JOB:
Extract the full listing below without altering a single character.

---------------

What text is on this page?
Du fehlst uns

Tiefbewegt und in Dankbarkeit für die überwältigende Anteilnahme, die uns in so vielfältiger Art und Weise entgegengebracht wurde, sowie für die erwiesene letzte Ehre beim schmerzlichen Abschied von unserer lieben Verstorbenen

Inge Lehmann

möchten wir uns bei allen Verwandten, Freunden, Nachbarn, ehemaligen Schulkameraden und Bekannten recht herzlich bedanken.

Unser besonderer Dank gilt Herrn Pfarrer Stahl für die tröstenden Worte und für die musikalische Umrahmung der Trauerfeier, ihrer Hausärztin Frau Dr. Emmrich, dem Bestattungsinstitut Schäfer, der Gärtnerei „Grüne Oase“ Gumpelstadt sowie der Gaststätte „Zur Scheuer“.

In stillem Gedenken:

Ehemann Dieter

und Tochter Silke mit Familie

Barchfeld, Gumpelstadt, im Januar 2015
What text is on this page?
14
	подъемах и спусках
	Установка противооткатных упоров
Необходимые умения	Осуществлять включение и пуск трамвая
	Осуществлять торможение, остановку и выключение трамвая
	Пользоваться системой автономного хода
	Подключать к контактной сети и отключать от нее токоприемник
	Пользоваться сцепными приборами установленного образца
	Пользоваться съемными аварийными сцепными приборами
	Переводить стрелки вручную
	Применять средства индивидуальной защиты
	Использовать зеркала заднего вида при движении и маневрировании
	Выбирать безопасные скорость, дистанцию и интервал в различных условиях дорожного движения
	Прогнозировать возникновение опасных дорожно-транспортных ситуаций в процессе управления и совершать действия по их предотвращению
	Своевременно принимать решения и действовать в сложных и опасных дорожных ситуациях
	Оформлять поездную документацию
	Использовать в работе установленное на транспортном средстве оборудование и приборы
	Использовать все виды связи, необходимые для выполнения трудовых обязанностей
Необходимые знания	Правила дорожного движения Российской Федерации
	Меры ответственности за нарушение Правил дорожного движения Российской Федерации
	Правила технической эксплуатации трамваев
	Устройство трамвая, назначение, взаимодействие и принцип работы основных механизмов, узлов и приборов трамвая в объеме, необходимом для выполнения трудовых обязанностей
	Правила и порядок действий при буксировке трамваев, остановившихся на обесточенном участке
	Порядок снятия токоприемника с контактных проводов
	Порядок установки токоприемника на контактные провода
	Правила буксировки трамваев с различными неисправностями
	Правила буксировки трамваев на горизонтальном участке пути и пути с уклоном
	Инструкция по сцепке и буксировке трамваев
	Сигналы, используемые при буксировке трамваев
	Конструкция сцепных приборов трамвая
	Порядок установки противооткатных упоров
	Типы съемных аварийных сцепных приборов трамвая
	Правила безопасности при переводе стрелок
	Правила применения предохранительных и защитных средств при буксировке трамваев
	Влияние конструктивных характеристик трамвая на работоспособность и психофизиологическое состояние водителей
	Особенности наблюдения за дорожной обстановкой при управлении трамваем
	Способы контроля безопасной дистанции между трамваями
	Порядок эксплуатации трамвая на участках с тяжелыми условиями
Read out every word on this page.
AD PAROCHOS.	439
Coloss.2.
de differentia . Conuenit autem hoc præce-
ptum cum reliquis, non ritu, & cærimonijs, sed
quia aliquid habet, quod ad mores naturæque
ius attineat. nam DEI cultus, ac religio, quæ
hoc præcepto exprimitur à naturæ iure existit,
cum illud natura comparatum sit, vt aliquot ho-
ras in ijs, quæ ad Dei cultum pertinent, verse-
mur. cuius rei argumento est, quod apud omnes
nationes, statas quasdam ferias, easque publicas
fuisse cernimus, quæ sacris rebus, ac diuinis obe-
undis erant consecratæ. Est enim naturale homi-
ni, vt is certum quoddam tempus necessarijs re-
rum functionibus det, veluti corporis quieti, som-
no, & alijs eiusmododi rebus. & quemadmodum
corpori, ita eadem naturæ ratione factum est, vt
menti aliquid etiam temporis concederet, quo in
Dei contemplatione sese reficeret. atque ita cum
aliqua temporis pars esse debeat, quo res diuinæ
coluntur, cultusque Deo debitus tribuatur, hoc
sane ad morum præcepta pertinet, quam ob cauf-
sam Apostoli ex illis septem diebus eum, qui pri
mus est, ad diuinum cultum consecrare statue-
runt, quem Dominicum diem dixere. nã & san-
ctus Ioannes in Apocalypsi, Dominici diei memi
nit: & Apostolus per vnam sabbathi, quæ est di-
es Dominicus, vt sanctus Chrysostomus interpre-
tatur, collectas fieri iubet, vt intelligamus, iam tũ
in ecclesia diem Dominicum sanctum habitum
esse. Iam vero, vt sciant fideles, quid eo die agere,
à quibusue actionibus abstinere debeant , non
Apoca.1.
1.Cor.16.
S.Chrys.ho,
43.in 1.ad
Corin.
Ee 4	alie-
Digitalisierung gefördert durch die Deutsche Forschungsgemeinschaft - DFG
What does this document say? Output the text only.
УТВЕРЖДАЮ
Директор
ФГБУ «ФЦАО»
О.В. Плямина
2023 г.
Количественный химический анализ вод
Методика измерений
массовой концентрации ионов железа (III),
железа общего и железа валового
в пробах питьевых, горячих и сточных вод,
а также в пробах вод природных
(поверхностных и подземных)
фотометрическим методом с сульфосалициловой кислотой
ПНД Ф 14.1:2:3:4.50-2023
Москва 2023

---------------

OUTPUT FOR THIS TASK:
What text is on this page?
Du fehlst uns

Tiefbewegt und in Dankbarkeit für die überwältigende Anteilnahme, die uns in so vielfältiger Art und Weise entgegengebracht wurde, sowie für die erwiesene letzte Ehre beim schmerzlichen Abschied von unserer lieben Verstorbenen

Inge Lehmann

möchten wir uns bei allen Verwandten, Freunden, Nachbarn, ehemaligen Schulkameraden und Bekannten recht herzlich bedanken.

Unser besonderer Dank gilt Herrn Pfarrer Stahl für die tröstenden Worte und für die musikalische Umrahmung der Trauerfeier, ihrer Hausärztin Frau Dr. Emmrich, dem Bestattungsinstitut Schäfer, der Gärtnerei „Grüne Oase“ Gumpelstadt sowie der Gaststätte „Zur Scheuer“.

In stillem Gedenken:

Ehemann Dieter

und Tochter Silke mit Familie

Barchfeld, Gumpelstadt, im Januar 2015
What text is on this page?
14
	подъемах и спусках
	Установка противооткатных упоров
Необходимые умения	Осуществлять включение и пуск трамвая
	Осуществлять торможение, остановку и выключение трамвая
	Пользоваться системой автономного хода
	Подключать к контактной сети и отключать от нее токоприемник
	Пользоваться сцепными приборами установленного образца
	Пользоваться съемными аварийными сцепными приборами
	Переводить стрелки вручную
	Применять средства индивидуальной защиты
	Использовать зеркала заднего вида при движении и маневрировании
	Выбирать безопасные скорость, дистанцию и интервал в различных условиях дорожного движения
	Прогнозировать возникновение опасных дорожно-транспортных ситуаций в процессе управления и совершать действия по их предотвращению
	Своевременно принимать решения и действовать в сложных и опасных дорожных ситуациях
	Оформлять поездную документацию
	Использовать в работе установленное на транспортном средстве оборудование и приборы
	Использовать все виды связи, необходимые для выполнения трудовых обязанностей
Необходимые знания	Правила дорожного движения Российской Федерации
	Меры ответственности за нарушение Правил дорожного движения Российской Федерации
	Правила технической эксплуатации трамваев
	Устройство трамвая, назначение, взаимодействие и принцип работы основных механизмов, узлов и приборов трамвая в объеме, необходимом для выполнения трудовых обязанностей
	Правила и порядок действий при буксировке трамваев, остановившихся на обесточенном участке
	Порядок снятия токоприемника с контактных проводов
	Порядок установки токоприемника на контактные провода
	Правила буксировки трамваев с различными неисправностями
	Правила буксировки трамваев на горизонтальном участке пути и пути с уклоном
	Инструкция по сцепке и буксировке трамваев
	Сигналы, используемые при буксировке трамваев
	Конструкция сцепных приборов трамвая
	Порядок установки противооткатных упоров
	Типы съемных аварийных сцепных приборов трамвая
	Правила безопасности при переводе стрелок
	Правила применения предохранительных и защитных средств при буксировке трамваев
	Влияние конструктивных характеристик трамвая на работоспособность и психофизиологическое состояние водителей
	Особенности наблюдения за дорожной обстановкой при управлении трамваем
	Способы контроля безопасной дистанции между трамваями
	Порядок эксплуатации трамвая на участках с тяжелыми условиями
Read out every word on this page.
AD PAROCHOS.	439
Coloss.2.
de differentia . Conuenit autem hoc præce-
ptum cum reliquis, non ritu, & cærimonijs, sed
quia aliquid habet, quod ad mores naturæque
ius attineat. nam DEI cultus, ac religio, quæ
hoc præcepto exprimitur à naturæ iure existit,
cum illud natura comparatum sit, vt aliquot ho-
ras in ijs, quæ ad Dei cultum pertinent, verse-
mur. cuius rei argumento est, quod apud omnes
nationes, statas quasdam ferias, easque publicas
fuisse cernimus, quæ sacris rebus, ac diuinis obe-
undis erant consecratæ. Est enim naturale homi-
ni, vt is certum quoddam tempus necessarijs re-
rum functionibus det, veluti corporis quieti, som-
no, & alijs eiusmododi rebus. & quemadmodum
corpori, ita eadem naturæ ratione factum est, vt
menti aliquid etiam temporis concederet, quo in
Dei contemplatione sese reficeret. atque ita cum
aliqua temporis pars esse debeat, quo res diuinæ
coluntur, cultusque Deo debitus tribuatur, hoc
sane ad morum præcepta pertinet, quam ob cauf-
sam Apostoli ex illis septem diebus eum, qui pri
mus est, ad diuinum cultum consecrare statue-
runt, quem Dominicum diem dixere. nã & san-
ctus Ioannes in Apocalypsi, Dominici diei memi
nit: & Apostolus per vnam sabbathi, quæ est di-
es Dominicus, vt sanctus Chrysostomus interpre-
tatur, collectas fieri iubet, vt intelligamus, iam tũ
in ecclesia diem Dominicum sanctum habitum
esse. Iam vero, vt sciant fideles, quid eo die agere,
à quibusue actionibus abstinere debeant , non
Apoca.1.
1.Cor.16.
S.Chrys.ho,
43.in 1.ad
Corin.
Ee 4	alie-
Digitalisierung gefördert durch die Deutsche Forschungsgemeinschaft - DFG
What does this document say? Output the text only.
УТВЕРЖДАЮ
Директор
ФГБУ «ФЦАО»
О.В. Плямина
2023 г.
Количественный химический анализ вод
Методика измерений
массовой концентрации ионов железа (III),
железа общего и железа валового
в пробах питьевых, горячих и сточных вод,
а также в пробах вод природных
(поверхностных и подземных)
фотометрическим методом с сульфосалициловой кислотой
ПНД Ф 14.1:2:3:4.50-2023
Москва 2023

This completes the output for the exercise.